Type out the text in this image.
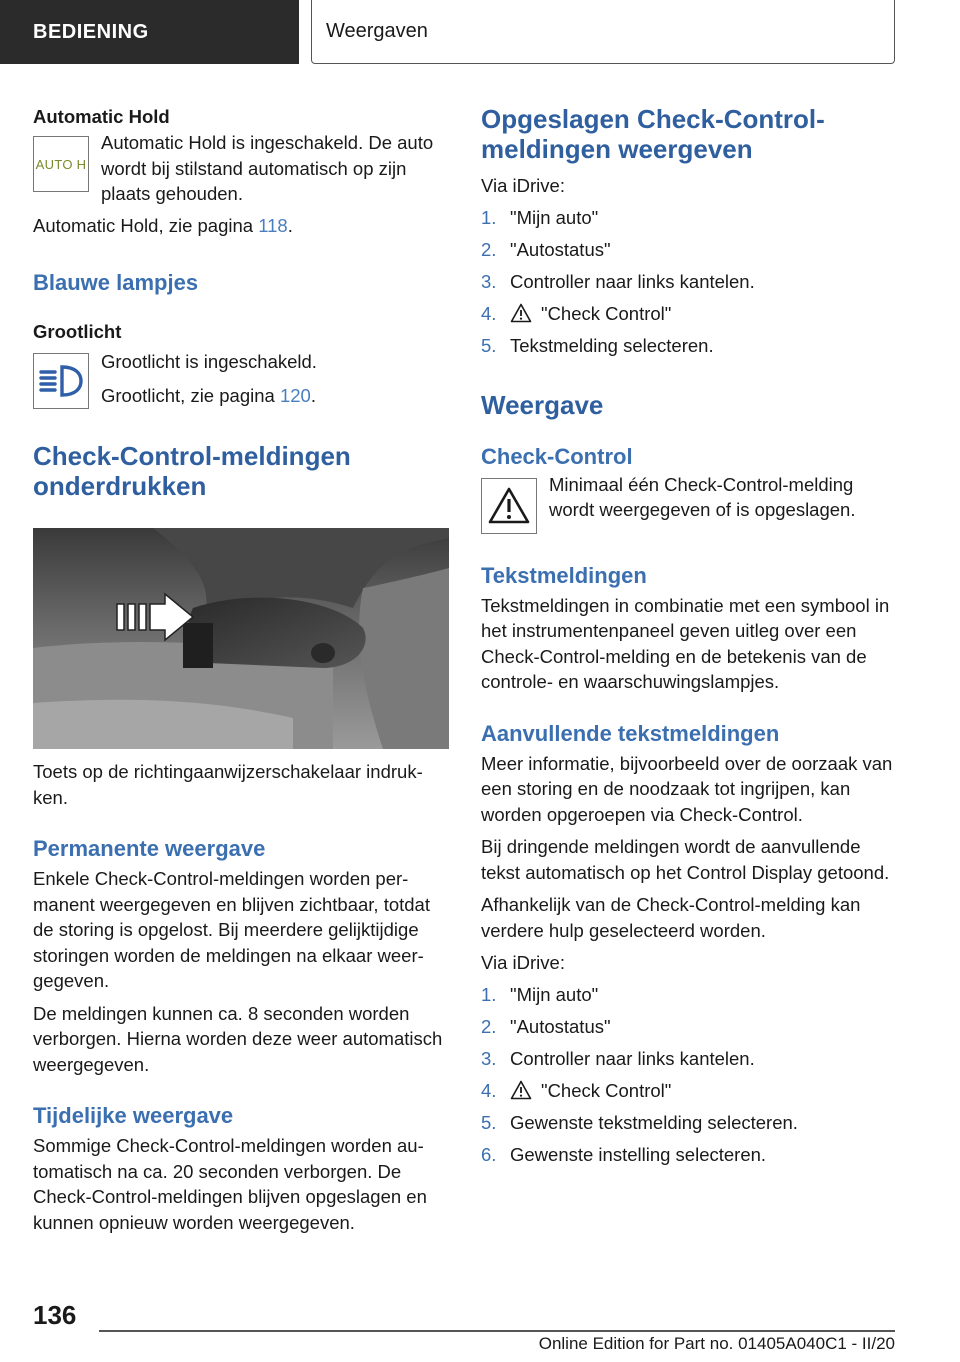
BEDIENING	Weergaven
Automatic Hold
AUTO H
Automatic Hold is ingeschakeld. De auto wordt bij stilstand automatisch op zijn plaats gehouden.
Automatic Hold, zie pagina 118.
Blauwe lampjes
Grootlicht
Grootlicht is ingeschakeld.
Grootlicht, zie pagina 120.
Check-Control-meldingen onderdrukken
Toets op de richtingaanwijzerschakelaar indrukken.
Permanente weergave
Enkele Check-Control-meldingen worden permanent weergegeven en blijven zichtbaar, totdat de storing is opgelost. Bij meerdere gelijktijdige storingen worden de meldingen na elkaar weergegeven.
De meldingen kunnen ca. 8 seconden worden verborgen. Hierna worden deze weer automatisch weergegeven.
Tijdelijke weergave
Sommige Check-Control-meldingen worden automatisch na ca. 20 seconden verborgen. De Check-Control-meldingen blijven opgeslagen en kunnen opnieuw worden weergegeven.
Opgeslagen Check-Control-meldingen weergeven
Via iDrive:
1. "Mijn auto"
2. "Autostatus"
3. Controller naar links kantelen.
4.	"Check Control"
5. Tekstmelding selecteren.
Weergave
Check-Control
Minimaal één Check-Control-melding wordt weergegeven of is opgeslagen.
Tekstmeldingen
Tekstmeldingen in combinatie met een symbool in het instrumentenpaneel geven uitleg over een Check-Control-melding en de betekenis van de controle- en waarschuwingslampjes.
Aanvullende tekstmeldingen
Meer informatie, bijvoorbeeld over de oorzaak van een storing en de noodzaak tot ingrijpen, kan worden opgeroepen via Check-Control.
Bij dringende meldingen wordt de aanvullende tekst automatisch op het Control Display getoond.
Afhankelijk van de Check-Control-melding kan verdere hulp geselecteerd worden.
Via iDrive:
1. "Mijn auto"
2. "Autostatus"
3. Controller naar links kantelen.
4.	"Check Control"
5. Gewenste tekstmelding selecteren.
6. Gewenste instelling selecteren.
136
Online Edition for Part no. 01405A040C1 - II/20
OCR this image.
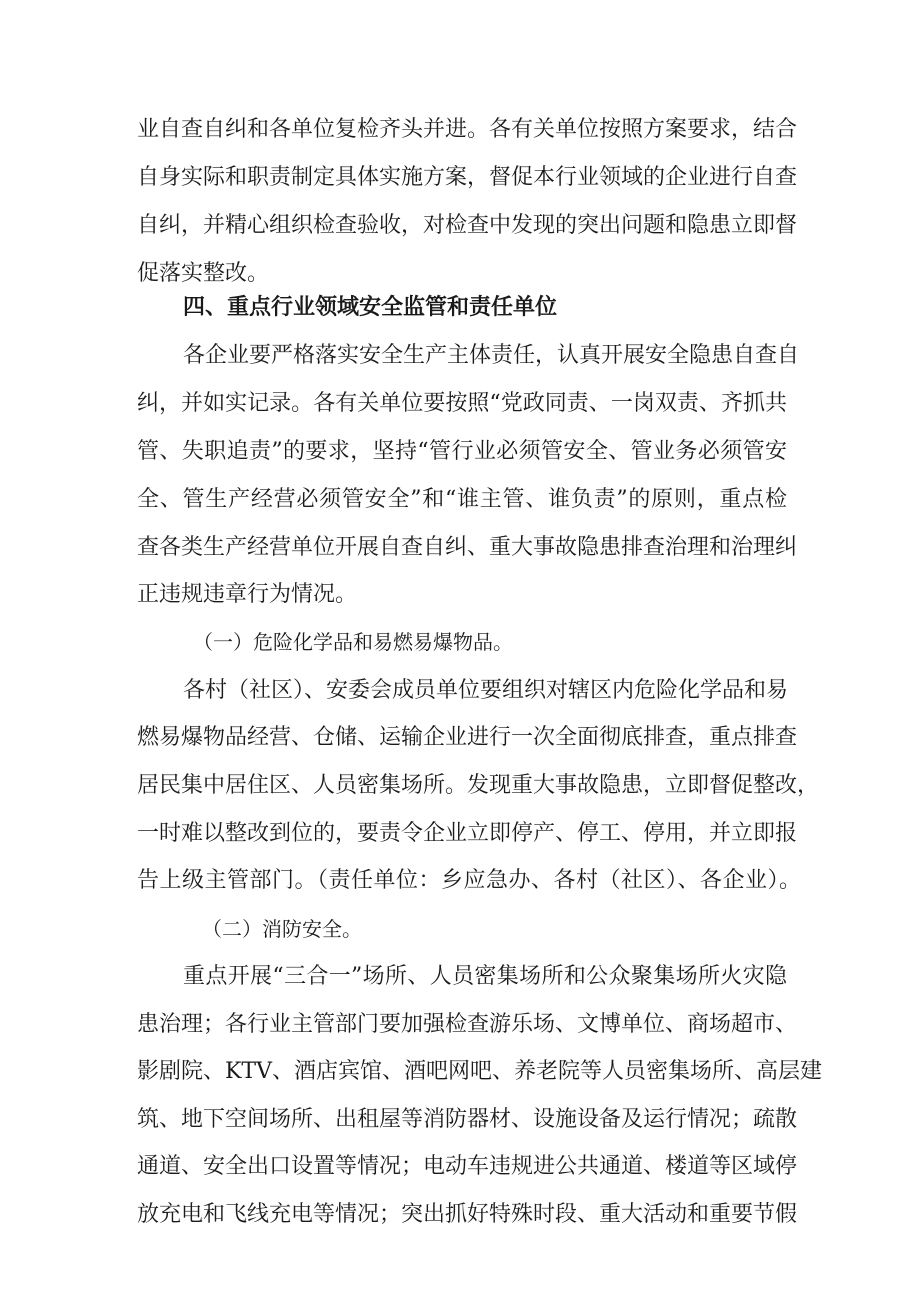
业自查自纠和各单位复检齐头并进。各有关单位按照方案要求，结合
自身实际和职责制定具体实施方案，督促本行业领域的企业进行自查
自纠，并精心组织检查验收，对检查中发现的突出问题和隐患立即督
促落实整改。
四、重点行业领域安全监管和责任单位
各企业要严格落实安全生产主体责任，认真开展安全隐患自查自
纠，并如实记录。各有关单位要按照“党政同责、一岗双责、齐抓共
管、失职追责”的要求，坚持“管行业必须管安全、管业务必须管安
全、管生产经营必须管安全”和“谁主管、谁负责”的原则，重点检
查各类生产经营单位开展自查自纠、重大事故隐患排查治理和治理纠
正违规违章行为情况。
（一）危险化学品和易燃易爆物品。
各村（社区）、安委会成员单位要组织对辖区内危险化学品和易
燃易爆物品经营、仓储、运输企业进行一次全面彻底排查，重点排查
居民集中居住区、人员密集场所。发现重大事故隐患，立即督促整改，
一时难以整改到位的，要责令企业立即停产、停工、停用，并立即报
告上级主管部门。（责任单位：乡应急办、各村（社区）、各企业）。
（二）消防安全。
重点开展“三合一”场所、人员密集场所和公众聚集场所火灾隐
患治理；各行业主管部门要加强检查游乐场、文博单位、商场超市、
影剧院、KTV、酒店宾馆、酒吧网吧、养老院等人员密集场所、高层建
筑、地下空间场所、出租屋等消防器材、设施设备及运行情况；疏散
通道、安全出口设置等情况；电动车违规进公共通道、楼道等区域停
放充电和飞线充电等情况；突出抓好特殊时段、重大活动和重要节假
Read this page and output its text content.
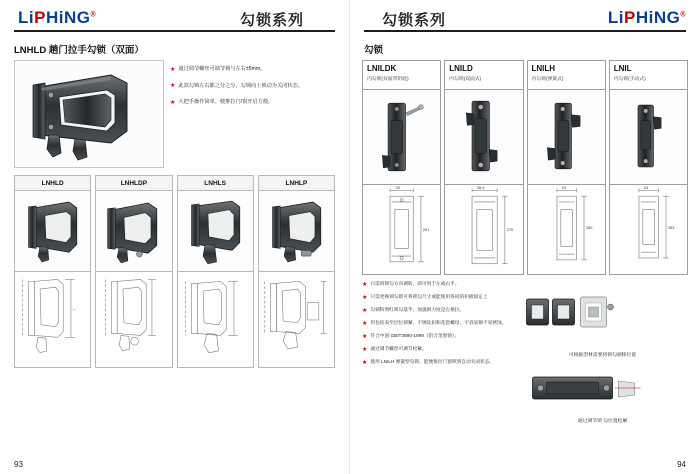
LiPHiNG®	勾锁系列
LNHLD 趟门拉手勾锁（双面）
★ 通过调节螺丝可调节锁与左右±5mm。
★ 此款勾锁左右都之分之分，勾锁向上锁动为关闭状态。
★ 大把手操作简单、便推拉门/窗开启方便。
LNHLD
—
LNHLDP	LNHLS	LNHLP
93
勾锁系列	LiPHiNG®
勾锁
LNILDK
内勾锁(双面带钥匙)
20
201
LNILD
内勾锁(双面式)
26.4
270
LNILH
内勾锁(弹簧式)
24
260
LNIL
内勾锁(手动式)
24
253
★ 只需将锁勾方向调转，即可用于左或右手。
★ 只需更换锁勾即可将锁勾尺寸或能使用各同的扣板固定上
★ 勾锁粉剂红锁勾基乎、加强锁力度是左推拉。
★ 用包结表至层位锁紧，不锈钛扣和花套螺母，不容易钢不易锈蚀。
★ 符合中国 GB/T3890-1999（铝合金窗锁）。
★ 通过调节螺丝可调节松紧。
★ 使用 LNILH 弹簧型勾锁，能便推拉门窗锁到自动关闭状态。
可根据型材需要将锁勾颜移位置
通过调节锁 勾位置松紧
94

============

• [THE REQUEST]:
Transcribe all the lines above exactly, apart from the pictures.

• [EXPECTED OUTPUT]:
Type out the text in this image.
BEDIENING	Weergaven
Automatic Hold
AUTO H
Automatic Hold is ingeschakeld. De auto wordt bij stilstand automatisch op zijn plaats gehouden.
Automatic Hold, zie pagina 118.
Blauwe lampjes
Grootlicht
Grootlicht is ingeschakeld.
Grootlicht, zie pagina 120.
Check-Control-meldingen onderdrukken
Toets op de richtingaanwijzerschakelaar indrukken.
Permanente weergave
Enkele Check-Control-meldingen worden permanent weergegeven en blijven zichtbaar, totdat de storing is opgelost. Bij meerdere gelijktijdige storingen worden de meldingen na elkaar weergegeven.
De meldingen kunnen ca. 8 seconden worden verborgen. Hierna worden deze weer automatisch weergegeven.
Tijdelijke weergave
Sommige Check-Control-meldingen worden automatisch na ca. 20 seconden verborgen. De Check-Control-meldingen blijven opgeslagen en kunnen opnieuw worden weergegeven.
Opgeslagen Check-Control-meldingen weergeven
Via iDrive:
1. "Mijn auto"
2. "Autostatus"
3. Controller naar links kantelen.
4.	"Check Control"
5. Tekstmelding selecteren.
Weergave
Check-Control
Minimaal één Check-Control-melding wordt weergegeven of is opgeslagen.
Tekstmeldingen
Tekstmeldingen in combinatie met een symbool in het instrumentenpaneel geven uitleg over een Check-Control-melding en de betekenis van de controle- en waarschuwingslampjes.
Aanvullende tekstmeldingen
Meer informatie, bijvoorbeeld over de oorzaak van een storing en de noodzaak tot ingrijpen, kan worden opgeroepen via Check-Control.
Bij dringende meldingen wordt de aanvullende tekst automatisch op het Control Display getoond.
Afhankelijk van de Check-Control-melding kan verdere hulp geselecteerd worden.
Via iDrive:
1. "Mijn auto"
2. "Autostatus"
3. Controller naar links kantelen.
4.	"Check Control"
5. Gewenste tekstmelding selecteren.
6. Gewenste instelling selecteren.
136
Online Edition for Part no. 01405A040C1 - II/20
OCR this image.
业自查自纠和各单位复检齐头并进。各有关单位按照方案要求，结合
自身实际和职责制定具体实施方案，督促本行业领域的企业进行自查
自纠，并精心组织检查验收，对检查中发现的突出问题和隐患立即督
促落实整改。
四、重点行业领域安全监管和责任单位
各企业要严格落实安全生产主体责任，认真开展安全隐患自查自
纠，并如实记录。各有关单位要按照“党政同责、一岗双责、齐抓共
管、失职追责”的要求，坚持“管行业必须管安全、管业务必须管安
全、管生产经营必须管安全”和“谁主管、谁负责”的原则，重点检
查各类生产经营单位开展自查自纠、重大事故隐患排查治理和治理纠
正违规违章行为情况。
（一）危险化学品和易燃易爆物品。
各村（社区）、安委会成员单位要组织对辖区内危险化学品和易
燃易爆物品经营、仓储、运输企业进行一次全面彻底排查，重点排查
居民集中居住区、人员密集场所。发现重大事故隐患，立即督促整改，
一时难以整改到位的，要责令企业立即停产、停工、停用，并立即报
告上级主管部门。（责任单位：乡应急办、各村（社区）、各企业）。
（二）消防安全。
重点开展“三合一”场所、人员密集场所和公众聚集场所火灾隐
患治理；各行业主管部门要加强检查游乐场、文博单位、商场超市、
影剧院、KTV、酒店宾馆、酒吧网吧、养老院等人员密集场所、高层建
筑、地下空间场所、出租屋等消防器材、设施设备及运行情况；疏散
通道、安全出口设置等情况；电动车违规进公共通道、楼道等区域停
放充电和飞线充电等情况；突出抓好特殊时段、重大活动和重要节假
Read this page and output its text content.
LiPHiNG®	勾锁系列
LNHLD 趟门拉手勾锁（双面）
★ 通过调节螺丝可调节锁与左右±5mm。
★ 此款勾锁左右都之分之分，勾锁向上锁动为关闭状态。
★ 大把手操作简单、便推拉门/窗开启方便。
LNHLD
—
LNHLDP	LNHLS	LNHLP
93
勾锁系列	LiPHiNG®
勾锁
LNILDK
内勾锁(双面带钥匙)
20
201
LNILD
内勾锁(双面式)
26.4
270
LNILH
内勾锁(弹簧式)
24
260
LNIL
内勾锁(手动式)
24
253
★ 只需将锁勾方向调转，即可用于左或右手。
★ 只需更换锁勾即可将锁勾尺寸或能使用各同的扣板固定上
★ 勾锁粉剂红锁勾基乎、加强锁力度是左推拉。
★ 用包结表至层位锁紧，不锈钛扣和花套螺母，不容易钢不易锈蚀。
★ 符合中国 GB/T3890-1999（铝合金窗锁）。
★ 通过调节螺丝可调节松紧。
★ 使用 LNILH 弹簧型勾锁，能便推拉门窗锁到自动关闭状态。
可根据型材需要将锁勾颜移位置
通过调节锁 勾位置松紧
94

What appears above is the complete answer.